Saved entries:
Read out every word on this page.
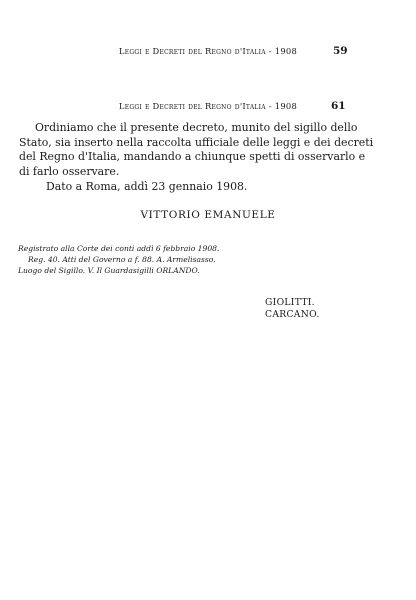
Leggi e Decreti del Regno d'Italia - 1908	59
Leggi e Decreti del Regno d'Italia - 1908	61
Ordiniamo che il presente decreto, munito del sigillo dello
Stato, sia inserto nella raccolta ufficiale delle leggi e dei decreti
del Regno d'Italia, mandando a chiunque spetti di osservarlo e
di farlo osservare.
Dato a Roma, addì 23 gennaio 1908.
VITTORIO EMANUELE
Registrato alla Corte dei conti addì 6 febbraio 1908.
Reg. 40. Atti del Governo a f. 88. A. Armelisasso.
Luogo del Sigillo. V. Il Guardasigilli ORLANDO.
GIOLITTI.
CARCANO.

--

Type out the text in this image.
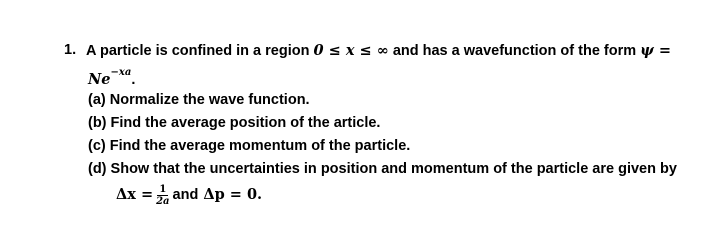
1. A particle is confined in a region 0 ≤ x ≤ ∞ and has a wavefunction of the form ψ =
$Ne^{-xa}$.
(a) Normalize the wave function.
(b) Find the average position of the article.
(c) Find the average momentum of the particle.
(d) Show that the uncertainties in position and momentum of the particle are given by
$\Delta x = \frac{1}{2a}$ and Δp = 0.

> [STATED GOAL]:
Go through the records and show every line with the string "this" in it.

> [ANSWER]:
Read out every word on this page.
Type out the text in this image.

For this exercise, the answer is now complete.